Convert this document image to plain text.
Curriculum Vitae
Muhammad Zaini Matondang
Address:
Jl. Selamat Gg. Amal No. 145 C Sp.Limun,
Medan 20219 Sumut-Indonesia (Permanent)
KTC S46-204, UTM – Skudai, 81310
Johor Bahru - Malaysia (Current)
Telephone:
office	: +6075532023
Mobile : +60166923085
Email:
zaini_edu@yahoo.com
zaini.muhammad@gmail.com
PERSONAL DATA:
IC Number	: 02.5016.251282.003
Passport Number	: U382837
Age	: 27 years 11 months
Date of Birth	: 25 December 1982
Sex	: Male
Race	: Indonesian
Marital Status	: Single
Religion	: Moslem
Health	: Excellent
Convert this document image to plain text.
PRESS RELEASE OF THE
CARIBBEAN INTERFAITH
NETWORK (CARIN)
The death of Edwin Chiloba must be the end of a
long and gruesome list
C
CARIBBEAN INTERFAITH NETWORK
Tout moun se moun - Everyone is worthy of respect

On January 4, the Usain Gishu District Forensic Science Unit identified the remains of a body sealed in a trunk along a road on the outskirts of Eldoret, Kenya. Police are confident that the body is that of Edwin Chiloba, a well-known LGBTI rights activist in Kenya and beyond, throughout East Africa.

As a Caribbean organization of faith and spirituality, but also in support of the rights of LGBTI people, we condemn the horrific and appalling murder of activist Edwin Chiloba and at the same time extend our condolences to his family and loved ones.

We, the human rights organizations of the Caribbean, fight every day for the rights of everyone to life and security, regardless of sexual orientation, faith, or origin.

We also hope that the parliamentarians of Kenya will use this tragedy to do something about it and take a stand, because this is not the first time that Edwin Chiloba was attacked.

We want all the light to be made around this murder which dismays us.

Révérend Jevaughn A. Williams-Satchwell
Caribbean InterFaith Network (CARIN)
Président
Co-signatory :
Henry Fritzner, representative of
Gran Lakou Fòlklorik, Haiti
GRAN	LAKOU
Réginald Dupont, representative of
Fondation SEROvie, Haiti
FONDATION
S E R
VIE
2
☆ ☆ ☆ ☆ ☆
▶ YOUR INSTRUCTIONS
Write the whole listing out again. Keep every line exactly as it is.

▶ EXERCISE OUTPUT
Convert this document image to plain text.
Curriculum Vitae
Muhammad Zaini Matondang
Address:
Jl. Selamat Gg. Amal No. 145 C Sp.Limun,
Medan 20219 Sumut-Indonesia (Permanent)
KTC S46-204, UTM – Skudai, 81310
Johor Bahru - Malaysia (Current)
Telephone:
office	: +6075532023
Mobile : +60166923085
Email:
zaini_edu@yahoo.com
zaini.muhammad@gmail.com
PERSONAL DATA:
IC Number	: 02.5016.251282.003
Passport Number	: U382837
Age	: 27 years 11 months
Date of Birth	: 25 December 1982
Sex	: Male
Race	: Indonesian
Marital Status	: Single
Religion	: Moslem
Health	: Excellent
Convert this document image to plain text.
PRESS RELEASE OF THE
CARIBBEAN INTERFAITH
NETWORK (CARIN)
The death of Edwin Chiloba must be the end of a
long and gruesome list
C
CARIBBEAN INTERFAITH NETWORK
Tout moun se moun - Everyone is worthy of respect

On January 4, the Usain Gishu District Forensic Science Unit identified the remains of a body sealed in a trunk along a road on the outskirts of Eldoret, Kenya. Police are confident that the body is that of Edwin Chiloba, a well-known LGBTI rights activist in Kenya and beyond, throughout East Africa.

As a Caribbean organization of faith and spirituality, but also in support of the rights of LGBTI people, we condemn the horrific and appalling murder of activist Edwin Chiloba and at the same time extend our condolences to his family and loved ones.

We, the human rights organizations of the Caribbean, fight every day for the rights of everyone to life and security, regardless of sexual orientation, faith, or origin.

We also hope that the parliamentarians of Kenya will use this tragedy to do something about it and take a stand, because this is not the first time that Edwin Chiloba was attacked.

We want all the light to be made around this murder which dismays us.

Révérend Jevaughn A. Williams-Satchwell
Caribbean InterFaith Network (CARIN)
Président
Co-signatory :
Henry Fritzner, representative of
Gran Lakou Fòlklorik, Haiti
GRAN	LAKOU
Réginald Dupont, representative of
Fondation SEROvie, Haiti
FONDATION
S E R
VIE
2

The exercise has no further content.